==== Study text ====

My past had been plagued with addictive, self destructive, self fulfilling behavior that would be my refuge in past failures. Those things were “my god”. The brokenness I found myself in this time was different. I saw where I was and knew where I wanted to be. I knew that God was going to be the only way to get there. I had operated in my own strength for 28 years and had failed everytime! It was time to let Him operate my life. This first step was Giving ‘my will” over… Philippians 2: 13 promises “For God is working in you, giving you the desire and the power to do what pleases him.” In that act of surrender. He was able to give me power. Power not like “GRRRR HULK SMASH” but power I didn’t feel or see. He was lining my will up with His!
Over the course of the following days I left the hospital and traveled by Greyhound bus to a woman’s home in Fort Worth Texas. This Church organization has a men’s and women’s home that is free of charge and allows anyone to live there if they are willing to change. Its a bible boot camp and a ministry God had anointed and I truly believe predestined for me!

==== Data for analysis ====

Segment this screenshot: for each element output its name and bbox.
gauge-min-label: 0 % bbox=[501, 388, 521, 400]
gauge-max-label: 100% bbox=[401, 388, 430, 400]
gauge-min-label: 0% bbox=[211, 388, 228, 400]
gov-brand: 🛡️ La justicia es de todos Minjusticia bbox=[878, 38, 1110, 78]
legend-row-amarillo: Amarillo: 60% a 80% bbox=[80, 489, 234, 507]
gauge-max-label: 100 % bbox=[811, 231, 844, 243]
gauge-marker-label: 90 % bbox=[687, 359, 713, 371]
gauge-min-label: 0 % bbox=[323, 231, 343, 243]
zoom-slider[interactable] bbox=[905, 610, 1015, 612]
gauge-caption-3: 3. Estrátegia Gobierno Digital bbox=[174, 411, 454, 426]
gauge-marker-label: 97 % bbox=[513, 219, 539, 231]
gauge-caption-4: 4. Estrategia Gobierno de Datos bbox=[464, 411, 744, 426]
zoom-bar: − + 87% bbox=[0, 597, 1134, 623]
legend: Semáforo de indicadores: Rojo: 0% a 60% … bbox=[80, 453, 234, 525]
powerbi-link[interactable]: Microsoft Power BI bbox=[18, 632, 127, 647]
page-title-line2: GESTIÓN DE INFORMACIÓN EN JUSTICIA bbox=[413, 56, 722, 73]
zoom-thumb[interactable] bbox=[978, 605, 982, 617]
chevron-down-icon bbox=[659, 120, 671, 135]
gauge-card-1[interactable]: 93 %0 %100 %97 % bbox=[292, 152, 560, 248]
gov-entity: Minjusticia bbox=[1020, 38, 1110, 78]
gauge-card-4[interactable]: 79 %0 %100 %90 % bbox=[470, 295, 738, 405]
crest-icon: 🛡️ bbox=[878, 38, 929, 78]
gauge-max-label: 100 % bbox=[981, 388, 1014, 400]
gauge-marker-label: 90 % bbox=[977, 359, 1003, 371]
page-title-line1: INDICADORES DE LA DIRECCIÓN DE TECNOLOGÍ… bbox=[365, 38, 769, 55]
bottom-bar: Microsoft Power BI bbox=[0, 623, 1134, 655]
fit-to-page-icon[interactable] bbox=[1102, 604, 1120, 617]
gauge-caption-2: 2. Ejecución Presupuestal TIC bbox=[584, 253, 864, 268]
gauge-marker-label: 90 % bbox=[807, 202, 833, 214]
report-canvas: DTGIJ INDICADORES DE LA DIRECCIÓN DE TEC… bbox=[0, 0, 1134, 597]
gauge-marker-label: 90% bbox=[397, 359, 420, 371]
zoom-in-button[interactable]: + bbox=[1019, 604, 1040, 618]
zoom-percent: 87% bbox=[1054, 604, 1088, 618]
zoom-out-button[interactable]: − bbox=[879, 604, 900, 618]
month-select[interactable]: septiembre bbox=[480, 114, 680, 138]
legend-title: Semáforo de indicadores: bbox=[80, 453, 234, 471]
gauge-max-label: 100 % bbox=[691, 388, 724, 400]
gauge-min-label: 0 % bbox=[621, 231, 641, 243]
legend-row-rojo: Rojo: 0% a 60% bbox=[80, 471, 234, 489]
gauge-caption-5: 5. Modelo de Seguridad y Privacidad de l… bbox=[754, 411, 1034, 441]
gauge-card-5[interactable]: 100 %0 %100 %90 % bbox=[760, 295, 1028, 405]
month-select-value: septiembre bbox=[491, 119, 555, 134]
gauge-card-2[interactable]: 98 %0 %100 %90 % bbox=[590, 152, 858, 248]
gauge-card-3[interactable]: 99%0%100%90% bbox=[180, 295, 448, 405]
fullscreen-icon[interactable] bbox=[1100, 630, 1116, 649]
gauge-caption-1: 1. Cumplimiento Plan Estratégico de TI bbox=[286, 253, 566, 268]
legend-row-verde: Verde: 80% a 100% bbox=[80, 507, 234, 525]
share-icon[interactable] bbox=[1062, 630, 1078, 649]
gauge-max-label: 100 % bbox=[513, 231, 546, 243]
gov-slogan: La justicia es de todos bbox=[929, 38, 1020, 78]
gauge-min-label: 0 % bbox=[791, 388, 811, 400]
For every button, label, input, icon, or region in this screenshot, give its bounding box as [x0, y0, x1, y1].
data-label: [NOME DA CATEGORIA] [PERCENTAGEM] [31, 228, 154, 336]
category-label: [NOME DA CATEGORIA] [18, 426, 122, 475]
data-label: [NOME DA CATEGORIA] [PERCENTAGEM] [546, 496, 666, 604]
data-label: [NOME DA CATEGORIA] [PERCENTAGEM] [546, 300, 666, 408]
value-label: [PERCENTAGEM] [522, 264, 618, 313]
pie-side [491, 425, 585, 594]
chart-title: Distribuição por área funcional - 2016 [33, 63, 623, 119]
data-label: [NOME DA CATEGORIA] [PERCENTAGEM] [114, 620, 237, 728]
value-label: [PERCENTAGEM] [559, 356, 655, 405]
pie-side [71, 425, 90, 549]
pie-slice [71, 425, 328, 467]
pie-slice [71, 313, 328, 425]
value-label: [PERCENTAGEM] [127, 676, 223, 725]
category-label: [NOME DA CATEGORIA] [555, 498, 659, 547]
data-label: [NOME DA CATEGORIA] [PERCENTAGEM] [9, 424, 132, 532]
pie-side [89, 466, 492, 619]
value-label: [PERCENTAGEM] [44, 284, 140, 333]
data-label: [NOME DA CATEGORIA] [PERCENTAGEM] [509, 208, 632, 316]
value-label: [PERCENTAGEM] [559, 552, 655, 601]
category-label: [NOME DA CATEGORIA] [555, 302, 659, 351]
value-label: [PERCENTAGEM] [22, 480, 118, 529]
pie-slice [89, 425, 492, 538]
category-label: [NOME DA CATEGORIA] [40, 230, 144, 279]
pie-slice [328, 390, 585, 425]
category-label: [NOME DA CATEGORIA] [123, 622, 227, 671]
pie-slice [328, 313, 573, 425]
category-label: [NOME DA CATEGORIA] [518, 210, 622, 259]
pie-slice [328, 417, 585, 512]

====

How to complete this task ->
In the text about surrendering one's will to God, list each word or phrase that describes the behavior that plagued the writer's past.

Exercise answer ->
- addictive
- self destructive
- self fulfilling